> Stated task
Write out each entry, exactly the way it appears.
++++ Available records ++++
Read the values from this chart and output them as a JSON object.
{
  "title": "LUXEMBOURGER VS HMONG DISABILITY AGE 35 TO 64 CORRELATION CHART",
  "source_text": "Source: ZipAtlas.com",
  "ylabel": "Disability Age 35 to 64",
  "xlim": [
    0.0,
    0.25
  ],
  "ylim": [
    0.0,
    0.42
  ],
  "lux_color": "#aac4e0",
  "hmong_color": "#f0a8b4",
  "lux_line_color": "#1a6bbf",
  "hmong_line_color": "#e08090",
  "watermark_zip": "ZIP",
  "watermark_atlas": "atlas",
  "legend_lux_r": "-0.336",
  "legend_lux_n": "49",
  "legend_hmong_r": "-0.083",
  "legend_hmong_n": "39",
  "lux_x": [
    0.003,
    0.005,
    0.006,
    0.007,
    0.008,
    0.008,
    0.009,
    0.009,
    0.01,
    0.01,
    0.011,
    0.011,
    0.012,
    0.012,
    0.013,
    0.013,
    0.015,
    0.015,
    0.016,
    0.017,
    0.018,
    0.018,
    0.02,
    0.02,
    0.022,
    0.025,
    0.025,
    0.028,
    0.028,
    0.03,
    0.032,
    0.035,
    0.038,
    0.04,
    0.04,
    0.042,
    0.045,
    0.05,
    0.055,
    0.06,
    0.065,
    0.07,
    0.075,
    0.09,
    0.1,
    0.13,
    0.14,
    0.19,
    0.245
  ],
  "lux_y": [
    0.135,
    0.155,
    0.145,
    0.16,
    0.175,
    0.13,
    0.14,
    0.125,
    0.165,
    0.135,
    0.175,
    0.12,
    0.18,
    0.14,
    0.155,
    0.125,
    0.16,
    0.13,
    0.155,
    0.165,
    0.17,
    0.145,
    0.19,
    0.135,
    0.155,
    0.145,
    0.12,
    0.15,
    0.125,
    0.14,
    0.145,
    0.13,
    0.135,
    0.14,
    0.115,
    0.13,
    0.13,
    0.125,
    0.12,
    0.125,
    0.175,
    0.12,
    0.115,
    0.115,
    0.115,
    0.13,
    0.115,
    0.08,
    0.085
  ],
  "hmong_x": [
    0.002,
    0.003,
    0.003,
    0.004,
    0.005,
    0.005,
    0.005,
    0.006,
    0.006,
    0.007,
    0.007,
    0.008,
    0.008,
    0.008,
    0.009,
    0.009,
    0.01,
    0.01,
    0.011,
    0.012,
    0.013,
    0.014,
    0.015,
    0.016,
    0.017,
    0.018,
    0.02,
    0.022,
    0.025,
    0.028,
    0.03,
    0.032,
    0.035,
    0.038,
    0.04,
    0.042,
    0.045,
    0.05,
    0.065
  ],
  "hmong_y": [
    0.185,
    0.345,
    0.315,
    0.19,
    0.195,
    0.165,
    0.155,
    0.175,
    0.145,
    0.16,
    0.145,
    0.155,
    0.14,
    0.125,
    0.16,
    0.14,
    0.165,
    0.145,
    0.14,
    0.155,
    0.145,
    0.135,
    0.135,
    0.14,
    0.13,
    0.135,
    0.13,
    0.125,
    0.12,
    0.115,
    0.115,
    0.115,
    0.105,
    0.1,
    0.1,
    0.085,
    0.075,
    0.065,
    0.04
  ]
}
++++
> Solution below
Read the values from this chart and output them as a JSON object.
{
  "title": "LUXEMBOURGER VS HMONG DISABILITY AGE 35 TO 64 CORRELATION CHART",
  "source_text": "Source: ZipAtlas.com",
  "ylabel": "Disability Age 35 to 64",
  "xlim": [
    0.0,
    0.25
  ],
  "ylim": [
    0.0,
    0.42
  ],
  "lux_color": "#aac4e0",
  "hmong_color": "#f0a8b4",
  "lux_line_color": "#1a6bbf",
  "hmong_line_color": "#e08090",
  "watermark_zip": "ZIP",
  "watermark_atlas": "atlas",
  "legend_lux_r": "-0.336",
  "legend_lux_n": "49",
  "legend_hmong_r": "-0.083",
  "legend_hmong_n": "39",
  "lux_x": [
    0.003,
    0.005,
    0.006,
    0.007,
    0.008,
    0.008,
    0.009,
    0.009,
    0.01,
    0.01,
    0.011,
    0.011,
    0.012,
    0.012,
    0.013,
    0.013,
    0.015,
    0.015,
    0.016,
    0.017,
    0.018,
    0.018,
    0.02,
    0.02,
    0.022,
    0.025,
    0.025,
    0.028,
    0.028,
    0.03,
    0.032,
    0.035,
    0.038,
    0.04,
    0.04,
    0.042,
    0.045,
    0.05,
    0.055,
    0.06,
    0.065,
    0.07,
    0.075,
    0.09,
    0.1,
    0.13,
    0.14,
    0.19,
    0.245
  ],
  "lux_y": [
    0.135,
    0.155,
    0.145,
    0.16,
    0.175,
    0.13,
    0.14,
    0.125,
    0.165,
    0.135,
    0.175,
    0.12,
    0.18,
    0.14,
    0.155,
    0.125,
    0.16,
    0.13,
    0.155,
    0.165,
    0.17,
    0.145,
    0.19,
    0.135,
    0.155,
    0.145,
    0.12,
    0.15,
    0.125,
    0.14,
    0.145,
    0.13,
    0.135,
    0.14,
    0.115,
    0.13,
    0.13,
    0.125,
    0.12,
    0.125,
    0.175,
    0.12,
    0.115,
    0.115,
    0.115,
    0.13,
    0.115,
    0.08,
    0.085
  ],
  "hmong_x": [
    0.002,
    0.003,
    0.003,
    0.004,
    0.005,
    0.005,
    0.005,
    0.006,
    0.006,
    0.007,
    0.007,
    0.008,
    0.008,
    0.008,
    0.009,
    0.009,
    0.01,
    0.01,
    0.011,
    0.012,
    0.013,
    0.014,
    0.015,
    0.016,
    0.017,
    0.018,
    0.02,
    0.022,
    0.025,
    0.028,
    0.03,
    0.032,
    0.035,
    0.038,
    0.04,
    0.042,
    0.045,
    0.05,
    0.065
  ],
  "hmong_y": [
    0.185,
    0.345,
    0.315,
    0.19,
    0.195,
    0.165,
    0.155,
    0.175,
    0.145,
    0.16,
    0.145,
    0.155,
    0.14,
    0.125,
    0.16,
    0.14,
    0.165,
    0.145,
    0.14,
    0.155,
    0.145,
    0.135,
    0.135,
    0.14,
    0.13,
    0.135,
    0.13,
    0.125,
    0.12,
    0.115,
    0.115,
    0.115,
    0.105,
    0.1,
    0.1,
    0.085,
    0.075,
    0.065,
    0.04
  ]
}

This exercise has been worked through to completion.